Task requirements: Find the lines that contain the word "Attendance" and copy each one.

Recorded data:
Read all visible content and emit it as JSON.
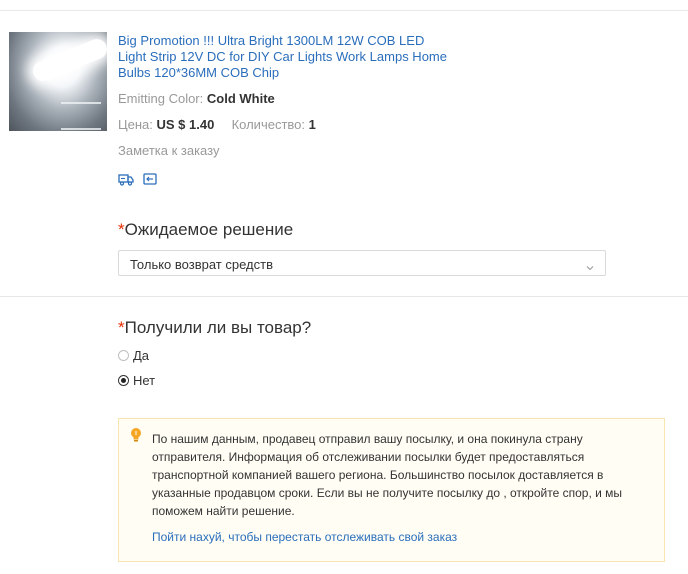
{
  "product": {
    "title": "Big Promotion !!! Ultra Bright 1300LM 12W COB LED Light Strip 12V DC for DIY Car Lights Work Lamps Home Bulbs 120*36MM COB Chip",
    "color_label": "Emitting Color:",
    "color_value": "Cold White",
    "price_label": "Цена:",
    "price_value": "US $ 1.40",
    "qty_label": "Количество:",
    "qty_value": "1",
    "note_link": "Заметка к заказу",
    "icons": [
      "shipping-truck-icon",
      "return-card-icon"
    ]
  },
  "resolution": {
    "required_mark": "*",
    "title": "Ожидаемое решение",
    "selected": "Только возврат средств"
  },
  "received": {
    "required_mark": "*",
    "title": "Получили ли вы товар?",
    "options": [
      {
        "label": "Да",
        "checked": false
      },
      {
        "label": "Нет",
        "checked": true
      }
    ]
  },
  "notice": {
    "icon": "lightbulb-icon",
    "text": "По нашим данным, продавец отправил вашу посылку, и она покинула страну отправителя. Информация об отслеживании посылки будет предоставляться транспортной компанией вашего региона. Большинство посылок доставляется в указанные продавцом сроки. Если вы не получите посылку до , откройте спор, и мы поможем найти решение.",
    "link": "Пойти нахуй, чтобы перестать отслеживать свой заказ"
  },
  "colors": {
    "link": "#2a6ebb",
    "required": "#e62e04",
    "notice_bg": "#fffdf4",
    "notice_border": "#f7e6b0",
    "bulb": "#f5a623"
  }
}
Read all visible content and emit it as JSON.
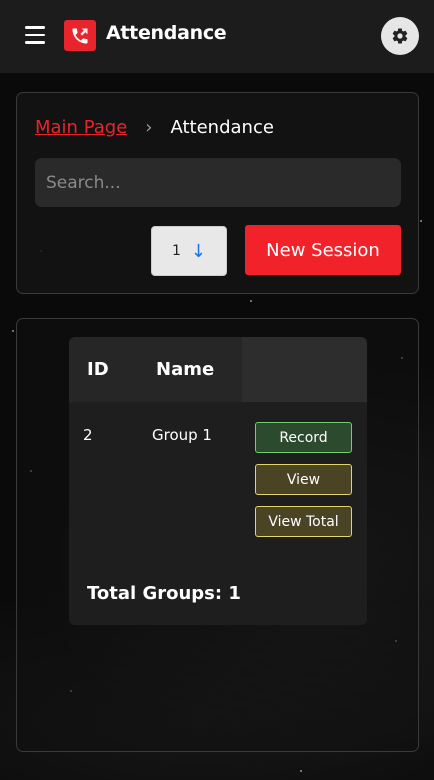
{
  "header": {
    "title": "Attendance",
    "accent_color": "#e8242c",
    "menu_icon": "hamburger-menu-icon",
    "logo_icon": "phone-icon",
    "settings_icon": "gear-icon"
  },
  "breadcrumb": {
    "parent_label": "Main Page",
    "current_label": "Attendance",
    "separator": "›"
  },
  "search": {
    "placeholder": "Search...",
    "value": ""
  },
  "controls": {
    "sort_value": "1",
    "sort_direction_icon": "↓",
    "new_session_label": "New Session"
  },
  "table": {
    "columns": [
      "ID",
      "Name",
      ""
    ],
    "rows": [
      {
        "id": "2",
        "name": "Group 1",
        "actions": [
          "Record",
          "View",
          "View Total"
        ]
      }
    ],
    "total_label": "Total Groups: 1"
  }
}
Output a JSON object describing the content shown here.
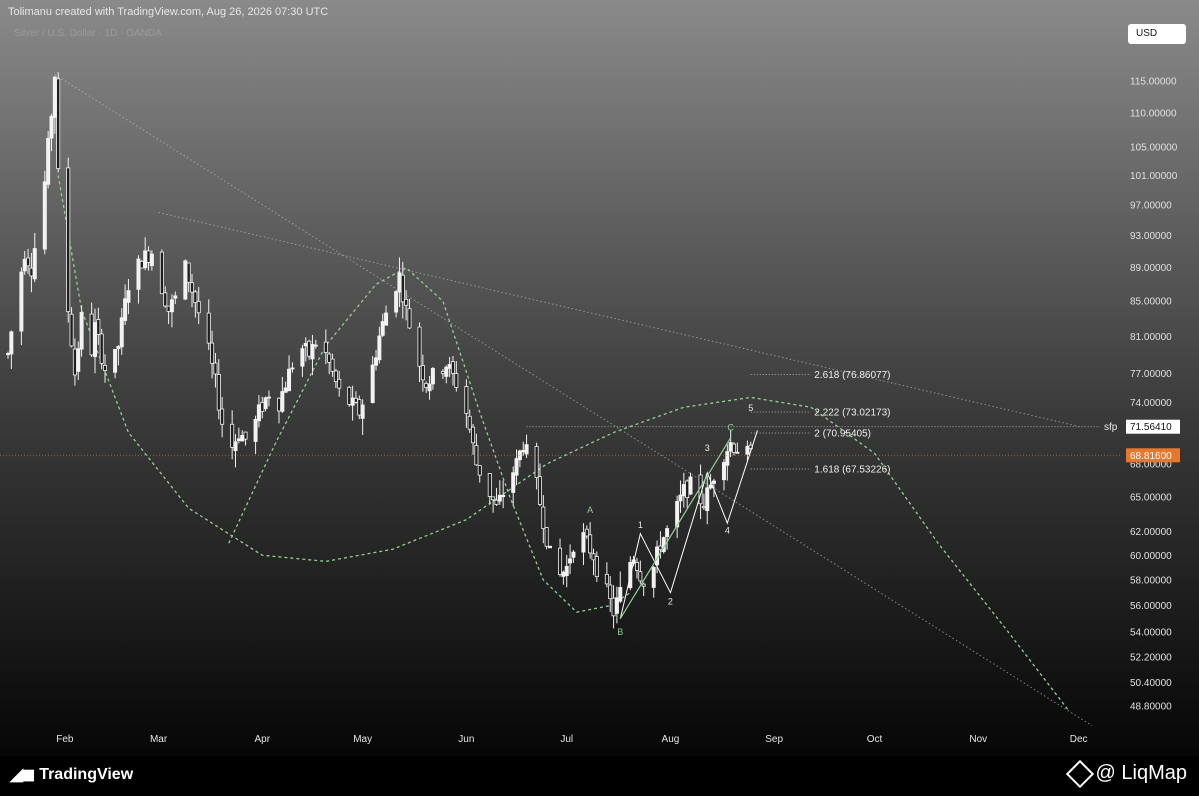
{
  "header": {
    "credit": "Tolimanu created with TradingView.com, Aug 26, 2026 07:30 UTC",
    "symbol": "Silver / U.S. Dollar · 1D · OANDA",
    "currency_button": "USD"
  },
  "footer": {
    "brand_left": "TradingView",
    "brand_right": "@ LiqMap"
  },
  "colors": {
    "background_top": "#888888",
    "background_bottom": "#050505",
    "candle": "#f2f2f2",
    "wave_green": "#8fd18f",
    "current_price_badge": "#e8772e",
    "trendline": "#bdbdbd"
  },
  "chart_data": {
    "type": "candlestick",
    "title": "Silver / U.S. Dollar · 1D · OANDA",
    "y_scale": "log",
    "ylim": [
      48,
      118
    ],
    "x_range": [
      "2026-01-15",
      "2026-12-05"
    ],
    "grid": false,
    "x_ticks": [
      {
        "label": "Feb",
        "date": "2026-02-01"
      },
      {
        "label": "Mar",
        "date": "2026-03-01"
      },
      {
        "label": "Apr",
        "date": "2026-04-01"
      },
      {
        "label": "May",
        "date": "2026-05-01"
      },
      {
        "label": "Jun",
        "date": "2026-06-01"
      },
      {
        "label": "Jul",
        "date": "2026-07-01"
      },
      {
        "label": "Aug",
        "date": "2026-08-01"
      },
      {
        "label": "Sep",
        "date": "2026-09-01"
      },
      {
        "label": "Oct",
        "date": "2026-10-01"
      },
      {
        "label": "Nov",
        "date": "2026-11-01"
      },
      {
        "label": "Dec",
        "date": "2026-12-01"
      }
    ],
    "y_ticks": [
      {
        "value": 115,
        "label": "115.00000"
      },
      {
        "value": 110,
        "label": "110.00000"
      },
      {
        "value": 105,
        "label": "105.00000"
      },
      {
        "value": 101,
        "label": "101.00000"
      },
      {
        "value": 97,
        "label": "97.00000"
      },
      {
        "value": 93,
        "label": "93.00000"
      },
      {
        "value": 89,
        "label": "89.00000"
      },
      {
        "value": 85,
        "label": "85.00000"
      },
      {
        "value": 81,
        "label": "81.00000"
      },
      {
        "value": 77,
        "label": "77.00000"
      },
      {
        "value": 74,
        "label": "74.00000"
      },
      {
        "value": 68,
        "label": "68.00000"
      },
      {
        "value": 65,
        "label": "65.00000"
      },
      {
        "value": 62,
        "label": "62.00000"
      },
      {
        "value": 60,
        "label": "60.00000"
      },
      {
        "value": 58,
        "label": "58.00000"
      },
      {
        "value": 56,
        "label": "56.00000"
      },
      {
        "value": 54,
        "label": "54.00000"
      },
      {
        "value": 52.2,
        "label": "52.20000"
      },
      {
        "value": 50.4,
        "label": "50.40000"
      },
      {
        "value": 48.8,
        "label": "48.80000"
      }
    ],
    "price_path": [
      {
        "date": "2026-01-15",
        "price": 79
      },
      {
        "date": "2026-01-17",
        "price": 84
      },
      {
        "date": "2026-01-20",
        "price": 91
      },
      {
        "date": "2026-01-22",
        "price": 89
      },
      {
        "date": "2026-01-24",
        "price": 94
      },
      {
        "date": "2026-01-26",
        "price": 100
      },
      {
        "date": "2026-01-28",
        "price": 110
      },
      {
        "date": "2026-01-29",
        "price": 116
      },
      {
        "date": "2026-01-30",
        "price": 101
      },
      {
        "date": "2026-01-31",
        "price": 80
      },
      {
        "date": "2026-02-02",
        "price": 84
      },
      {
        "date": "2026-02-04",
        "price": 77
      },
      {
        "date": "2026-02-06",
        "price": 83
      },
      {
        "date": "2026-02-08",
        "price": 77
      },
      {
        "date": "2026-02-10",
        "price": 82
      },
      {
        "date": "2026-02-14",
        "price": 76
      },
      {
        "date": "2026-02-17",
        "price": 80
      },
      {
        "date": "2026-02-20",
        "price": 87
      },
      {
        "date": "2026-02-24",
        "price": 90
      },
      {
        "date": "2026-02-27",
        "price": 91
      },
      {
        "date": "2026-03-01",
        "price": 88
      },
      {
        "date": "2026-03-04",
        "price": 84
      },
      {
        "date": "2026-03-07",
        "price": 86
      },
      {
        "date": "2026-03-09",
        "price": 89
      },
      {
        "date": "2026-03-12",
        "price": 85
      },
      {
        "date": "2026-03-15",
        "price": 81
      },
      {
        "date": "2026-03-18",
        "price": 76
      },
      {
        "date": "2026-03-20",
        "price": 72
      },
      {
        "date": "2026-03-22",
        "price": 69
      },
      {
        "date": "2026-03-25",
        "price": 71
      },
      {
        "date": "2026-03-28",
        "price": 70
      },
      {
        "date": "2026-03-31",
        "price": 73
      },
      {
        "date": "2026-04-03",
        "price": 75
      },
      {
        "date": "2026-04-06",
        "price": 74
      },
      {
        "date": "2026-04-09",
        "price": 77
      },
      {
        "date": "2026-04-12",
        "price": 80
      },
      {
        "date": "2026-04-15",
        "price": 79
      },
      {
        "date": "2026-04-18",
        "price": 81
      },
      {
        "date": "2026-04-21",
        "price": 78
      },
      {
        "date": "2026-04-24",
        "price": 75
      },
      {
        "date": "2026-04-27",
        "price": 74
      },
      {
        "date": "2026-04-30",
        "price": 73
      },
      {
        "date": "2026-05-03",
        "price": 76
      },
      {
        "date": "2026-05-06",
        "price": 81
      },
      {
        "date": "2026-05-09",
        "price": 85
      },
      {
        "date": "2026-05-12",
        "price": 88
      },
      {
        "date": "2026-05-14",
        "price": 84
      },
      {
        "date": "2026-05-17",
        "price": 79
      },
      {
        "date": "2026-05-20",
        "price": 76
      },
      {
        "date": "2026-05-23",
        "price": 77
      },
      {
        "date": "2026-05-26",
        "price": 78
      },
      {
        "date": "2026-05-29",
        "price": 76
      },
      {
        "date": "2026-06-01",
        "price": 73
      },
      {
        "date": "2026-06-04",
        "price": 68
      },
      {
        "date": "2026-06-07",
        "price": 66
      },
      {
        "date": "2026-06-10",
        "price": 64
      },
      {
        "date": "2026-06-13",
        "price": 66
      },
      {
        "date": "2026-06-16",
        "price": 68
      },
      {
        "date": "2026-06-18",
        "price": 70
      },
      {
        "date": "2026-06-20",
        "price": 68
      },
      {
        "date": "2026-06-22",
        "price": 66
      },
      {
        "date": "2026-06-24",
        "price": 63
      },
      {
        "date": "2026-06-26",
        "price": 60
      },
      {
        "date": "2026-06-28",
        "price": 58
      },
      {
        "date": "2026-07-01",
        "price": 59
      },
      {
        "date": "2026-07-03",
        "price": 61
      },
      {
        "date": "2026-07-05",
        "price": 62
      },
      {
        "date": "2026-07-07",
        "price": 61
      },
      {
        "date": "2026-07-09",
        "price": 60
      },
      {
        "date": "2026-07-11",
        "price": 58
      },
      {
        "date": "2026-07-13",
        "price": 57
      },
      {
        "date": "2026-07-15",
        "price": 55.5
      },
      {
        "date": "2026-07-17",
        "price": 57
      },
      {
        "date": "2026-07-19",
        "price": 59
      },
      {
        "date": "2026-07-21",
        "price": 60
      },
      {
        "date": "2026-07-23",
        "price": 58.5
      },
      {
        "date": "2026-07-25",
        "price": 57.5
      },
      {
        "date": "2026-07-27",
        "price": 59
      },
      {
        "date": "2026-07-29",
        "price": 61
      },
      {
        "date": "2026-07-31",
        "price": 62
      },
      {
        "date": "2026-08-03",
        "price": 64
      },
      {
        "date": "2026-08-05",
        "price": 65.5
      },
      {
        "date": "2026-08-07",
        "price": 66
      },
      {
        "date": "2026-08-09",
        "price": 65
      },
      {
        "date": "2026-08-11",
        "price": 64.5
      },
      {
        "date": "2026-08-13",
        "price": 66
      },
      {
        "date": "2026-08-15",
        "price": 68
      },
      {
        "date": "2026-08-17",
        "price": 69
      },
      {
        "date": "2026-08-19",
        "price": 70
      },
      {
        "date": "2026-08-21",
        "price": 69.5
      },
      {
        "date": "2026-08-23",
        "price": 69
      },
      {
        "date": "2026-08-25",
        "price": 68.8
      }
    ],
    "current_price": {
      "value": 68.816,
      "label": "68.81600"
    },
    "sfp_level": {
      "value": 71.5641,
      "label": "71.56410",
      "tag": "sfp"
    },
    "fib_extensions": [
      {
        "ratio_label": "2.618 (76.86077)",
        "value": 76.86077
      },
      {
        "ratio_label": "2.222 (73.02173)",
        "value": 73.02173
      },
      {
        "ratio_label": "2 (70.95405)",
        "value": 70.95405
      },
      {
        "ratio_label": "1.618 (67.53226)",
        "value": 67.53226
      }
    ],
    "wave_labels": [
      {
        "text": "A",
        "date": "2026-07-08",
        "price": 63.6
      },
      {
        "text": "B",
        "date": "2026-07-17",
        "price": 53.8
      },
      {
        "text": "C",
        "date": "2026-08-19",
        "price": 71.2
      },
      {
        "text": "1",
        "date": "2026-07-23",
        "price": 62.3
      },
      {
        "text": "2",
        "date": "2026-08-01",
        "price": 56.1
      },
      {
        "text": "3",
        "date": "2026-08-12",
        "price": 69.2
      },
      {
        "text": "4",
        "date": "2026-08-18",
        "price": 61.8
      },
      {
        "text": "5",
        "date": "2026-08-25",
        "price": 73.1
      }
    ]
  }
}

Output:
    "title": "Attendance",
    "current_label": "Attendance",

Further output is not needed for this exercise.